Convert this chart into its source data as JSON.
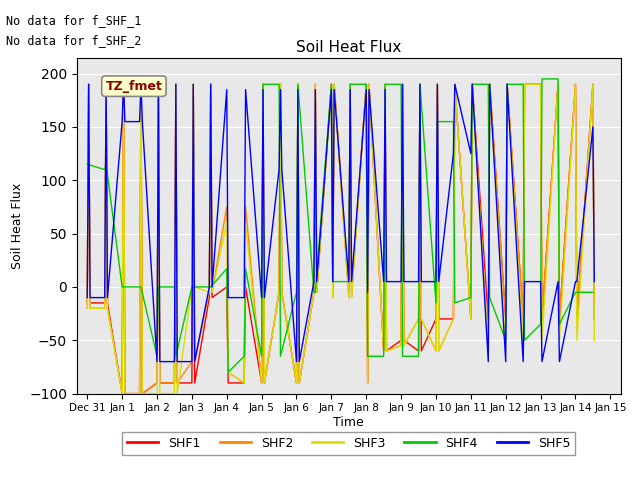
{
  "title": "Soil Heat Flux",
  "ylabel": "Soil Heat Flux",
  "xlabel": "Time",
  "ylim": [
    -100,
    215
  ],
  "yticks": [
    -100,
    -50,
    0,
    50,
    100,
    150,
    200
  ],
  "text_annotations": [
    "No data for f_SHF_1",
    "No data for f_SHF_2"
  ],
  "legend_label": "TZ_fmet",
  "colors": {
    "SHF1": "#ff0000",
    "SHF2": "#ff8800",
    "SHF3": "#dddd00",
    "SHF4": "#00cc00",
    "SHF5": "#0000ff"
  },
  "xtick_positions": [
    0,
    1,
    2,
    3,
    4,
    5,
    6,
    7,
    8,
    9,
    10,
    11,
    12,
    13,
    14,
    15
  ],
  "xtick_labels": [
    "Dec 31",
    "Jan 1",
    "Jan 2",
    "Jan 3",
    "Jan 4",
    "Jan 5",
    "Jan 6",
    "Jan 7",
    "Jan 8",
    "Jan 9",
    "Jan 10",
    "Jan 11",
    "Jan 12",
    "Jan 13",
    "Jan 14",
    "Jan 15"
  ],
  "series": {
    "SHF1": {
      "x": [
        0.0,
        0.04,
        0.08,
        0.5,
        0.54,
        0.58,
        1.0,
        1.04,
        1.08,
        1.5,
        1.54,
        1.58,
        2.0,
        2.04,
        2.08,
        2.5,
        2.54,
        2.58,
        3.0,
        3.04,
        3.08,
        3.5,
        3.54,
        3.58,
        4.0,
        4.04,
        4.5,
        4.54,
        5.0,
        5.04,
        5.08,
        5.5,
        5.54,
        5.58,
        6.0,
        6.04,
        6.08,
        6.5,
        6.54,
        6.58,
        7.0,
        7.04,
        7.08,
        7.5,
        7.54,
        7.58,
        8.0,
        8.04,
        8.08,
        8.5,
        8.54,
        8.58,
        9.0,
        9.04,
        9.08,
        9.5,
        9.54,
        9.58,
        10.0,
        10.04,
        10.08,
        10.5,
        10.54,
        11.0,
        11.04,
        11.5,
        11.54,
        12.0,
        12.04,
        12.5,
        12.54,
        13.0,
        13.04,
        13.5,
        13.54,
        14.0,
        14.04,
        14.5,
        14.54
      ],
      "y": [
        -15,
        190,
        -15,
        -15,
        190,
        -15,
        -100,
        190,
        -100,
        -100,
        190,
        -100,
        -90,
        190,
        -90,
        -90,
        190,
        -90,
        -90,
        190,
        -90,
        -10,
        190,
        -10,
        0,
        -90,
        -90,
        0,
        -90,
        190,
        -90,
        -5,
        190,
        -5,
        -90,
        190,
        -90,
        -5,
        190,
        -5,
        190,
        -5,
        190,
        -5,
        190,
        -5,
        190,
        -90,
        190,
        -60,
        190,
        -60,
        -50,
        190,
        -50,
        -60,
        190,
        -60,
        -30,
        190,
        -30,
        -30,
        190,
        -30,
        190,
        -30,
        190,
        -30,
        190,
        -30,
        190,
        190,
        -30,
        190,
        -30,
        190,
        -30,
        190,
        -30
      ]
    },
    "SHF2": {
      "x": [
        0.0,
        0.04,
        0.08,
        0.5,
        0.54,
        0.58,
        1.0,
        1.04,
        1.08,
        1.5,
        1.54,
        1.58,
        2.0,
        2.04,
        2.08,
        2.5,
        2.54,
        2.58,
        3.0,
        3.04,
        3.08,
        3.5,
        3.54,
        3.58,
        4.0,
        4.04,
        4.5,
        4.54,
        5.0,
        5.04,
        5.08,
        5.5,
        5.54,
        5.58,
        6.0,
        6.04,
        6.08,
        6.5,
        6.54,
        6.58,
        7.0,
        7.04,
        7.08,
        7.5,
        7.54,
        7.58,
        8.0,
        8.04,
        8.08,
        8.5,
        8.54,
        8.58,
        9.0,
        9.04,
        9.08,
        9.5,
        9.54,
        9.58,
        10.0,
        10.04,
        10.08,
        10.5,
        10.54,
        11.0,
        11.04,
        11.5,
        11.54,
        12.0,
        12.04,
        12.5,
        12.54,
        13.0,
        13.04,
        13.5,
        13.54,
        14.0,
        14.04,
        14.5,
        14.54
      ],
      "y": [
        -20,
        190,
        -20,
        -20,
        190,
        -20,
        -100,
        190,
        -100,
        -100,
        190,
        -100,
        -90,
        190,
        -90,
        -90,
        190,
        -90,
        -70,
        190,
        -70,
        -5,
        190,
        -5,
        75,
        -80,
        -90,
        75,
        -90,
        190,
        -90,
        -5,
        190,
        -5,
        -90,
        190,
        -90,
        -5,
        190,
        -5,
        190,
        -10,
        190,
        -10,
        190,
        -10,
        190,
        -90,
        190,
        -60,
        190,
        -60,
        -55,
        190,
        -55,
        -30,
        190,
        -30,
        -60,
        190,
        -60,
        -30,
        190,
        -30,
        190,
        -60,
        190,
        -30,
        190,
        -30,
        190,
        190,
        -30,
        190,
        -30,
        190,
        -30,
        190,
        -30
      ]
    },
    "SHF3": {
      "x": [
        0.0,
        0.04,
        0.08,
        0.5,
        0.54,
        0.58,
        1.0,
        1.04,
        1.08,
        1.5,
        1.54,
        1.58,
        2.0,
        2.04,
        2.08,
        2.5,
        2.54,
        2.58,
        3.0,
        3.04,
        3.08,
        3.5,
        3.54,
        3.58,
        4.0,
        4.04,
        4.5,
        4.54,
        5.0,
        5.04,
        5.08,
        5.5,
        5.54,
        5.58,
        6.0,
        6.04,
        6.08,
        6.5,
        6.54,
        6.58,
        7.0,
        7.04,
        7.08,
        7.5,
        7.54,
        7.58,
        8.0,
        8.04,
        8.08,
        8.5,
        8.54,
        8.58,
        9.0,
        9.04,
        9.08,
        9.5,
        9.54,
        9.58,
        10.0,
        10.04,
        10.08,
        10.5,
        10.54,
        11.0,
        11.04,
        11.5,
        11.54,
        12.0,
        12.04,
        12.5,
        12.54,
        13.0,
        13.04,
        13.5,
        13.54,
        14.0,
        14.04,
        14.5,
        14.54
      ],
      "y": [
        -20,
        190,
        -20,
        -20,
        190,
        -20,
        -100,
        190,
        -100,
        -100,
        190,
        -100,
        -100,
        190,
        -100,
        -100,
        190,
        -100,
        0,
        190,
        0,
        -5,
        190,
        -5,
        60,
        -80,
        -90,
        60,
        -90,
        190,
        -90,
        -5,
        190,
        -5,
        -90,
        190,
        -90,
        -5,
        190,
        -5,
        190,
        -10,
        190,
        -10,
        190,
        -10,
        190,
        -90,
        190,
        -60,
        190,
        -60,
        -55,
        190,
        -55,
        -30,
        190,
        -30,
        -60,
        190,
        -60,
        -30,
        190,
        -30,
        190,
        -60,
        190,
        -60,
        190,
        -50,
        190,
        190,
        -50,
        190,
        -50,
        190,
        -50,
        190,
        -50
      ]
    },
    "SHF4": {
      "x": [
        0.0,
        0.5,
        0.54,
        1.0,
        1.04,
        1.5,
        1.54,
        2.0,
        2.04,
        2.5,
        2.54,
        3.0,
        3.04,
        3.5,
        3.54,
        4.0,
        4.04,
        4.5,
        4.54,
        5.0,
        5.04,
        5.5,
        5.54,
        6.0,
        6.04,
        6.5,
        6.54,
        7.0,
        7.04,
        7.5,
        7.54,
        8.0,
        8.04,
        8.5,
        8.54,
        9.0,
        9.04,
        9.5,
        9.54,
        10.0,
        10.04,
        10.5,
        10.54,
        11.0,
        11.04,
        11.5,
        11.54,
        12.0,
        12.04,
        12.5,
        12.54,
        13.0,
        13.04,
        13.5,
        13.54,
        14.0,
        14.04,
        14.5
      ],
      "y": [
        115,
        110,
        115,
        0,
        0,
        0,
        0,
        -65,
        0,
        0,
        -65,
        0,
        0,
        0,
        0,
        17,
        -80,
        -65,
        17,
        -65,
        190,
        190,
        -65,
        -5,
        190,
        -5,
        -5,
        190,
        5,
        5,
        190,
        190,
        -65,
        -65,
        190,
        190,
        -65,
        -65,
        190,
        -15,
        155,
        155,
        -15,
        -10,
        190,
        190,
        -10,
        -50,
        190,
        190,
        -50,
        -35,
        195,
        195,
        -35,
        -5,
        -5,
        -5
      ]
    },
    "SHF5": {
      "x": [
        0.0,
        0.04,
        0.08,
        0.5,
        0.54,
        0.58,
        1.0,
        1.04,
        1.08,
        1.5,
        1.54,
        1.58,
        2.0,
        2.04,
        2.08,
        2.5,
        2.54,
        2.58,
        3.0,
        3.04,
        3.08,
        3.5,
        3.54,
        3.58,
        4.0,
        4.04,
        4.5,
        4.54,
        5.0,
        5.04,
        5.08,
        5.5,
        5.54,
        5.58,
        6.0,
        6.04,
        6.08,
        6.5,
        6.54,
        6.58,
        7.0,
        7.04,
        7.08,
        7.5,
        7.54,
        7.58,
        8.0,
        8.04,
        8.08,
        8.5,
        8.54,
        8.58,
        9.0,
        9.04,
        9.08,
        9.5,
        9.54,
        9.58,
        10.0,
        10.04,
        10.08,
        10.5,
        10.54,
        11.0,
        11.04,
        11.5,
        11.54,
        12.0,
        12.04,
        12.5,
        12.54,
        13.0,
        13.04,
        13.5,
        13.54,
        14.0,
        14.04,
        14.5,
        14.54
      ],
      "y": [
        -10,
        190,
        -10,
        -10,
        190,
        -10,
        155,
        190,
        155,
        155,
        190,
        155,
        -70,
        190,
        -70,
        -70,
        190,
        -70,
        -70,
        190,
        -70,
        0,
        190,
        0,
        185,
        -10,
        -10,
        185,
        -10,
        185,
        -10,
        110,
        185,
        110,
        -70,
        185,
        -70,
        5,
        185,
        5,
        185,
        5,
        185,
        5,
        185,
        5,
        185,
        -5,
        185,
        5,
        185,
        5,
        5,
        190,
        5,
        5,
        190,
        5,
        5,
        190,
        5,
        125,
        190,
        125,
        190,
        -70,
        190,
        -70,
        190,
        -70,
        5,
        5,
        -70,
        5,
        -70,
        5,
        5,
        150,
        5
      ]
    }
  }
}
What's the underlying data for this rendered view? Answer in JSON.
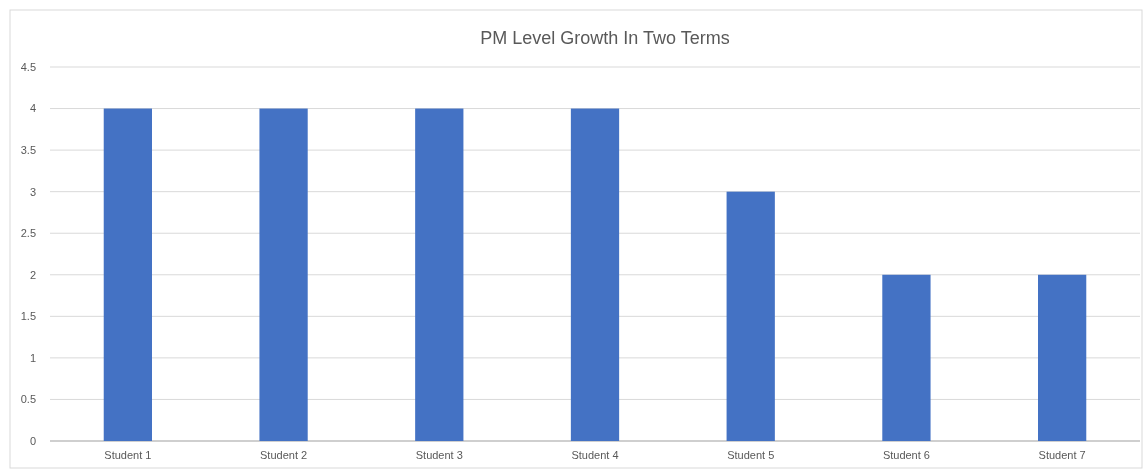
{
  "chart_data": {
    "type": "bar",
    "title": "PM Level Growth In Two Terms",
    "categories": [
      "Student 1",
      "Student 2",
      "Student 3",
      "Student 4",
      "Student 5",
      "Student 6",
      "Student 7"
    ],
    "values": [
      4,
      4,
      4,
      4,
      3,
      2,
      2
    ],
    "color": "#4472c4",
    "ylim": [
      0,
      4.5
    ],
    "yticks": [
      0,
      0.5,
      1,
      1.5,
      2,
      2.5,
      3,
      3.5,
      4,
      4.5
    ],
    "grid": "y"
  }
}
+ + + +
● **What to produce**
Can you quote exactly, and only, the lines from the one containing "What's the underlying" through the last line of the records above, keeping both ends and leaving out any pictures?

● **Full solution**
What's the underlying data for this rendered view? Answer in JSON.
{
  "chart_data": {
    "type": "bar",
    "title": "PM Level Growth In Two Terms",
    "categories": [
      "Student 1",
      "Student 2",
      "Student 3",
      "Student 4",
      "Student 5",
      "Student 6",
      "Student 7"
    ],
    "values": [
      4,
      4,
      4,
      4,
      3,
      2,
      2
    ],
    "color": "#4472c4",
    "ylim": [
      0,
      4.5
    ],
    "yticks": [
      0,
      0.5,
      1,
      1.5,
      2,
      2.5,
      3,
      3.5,
      4,
      4.5
    ],
    "grid": "y"
  }
}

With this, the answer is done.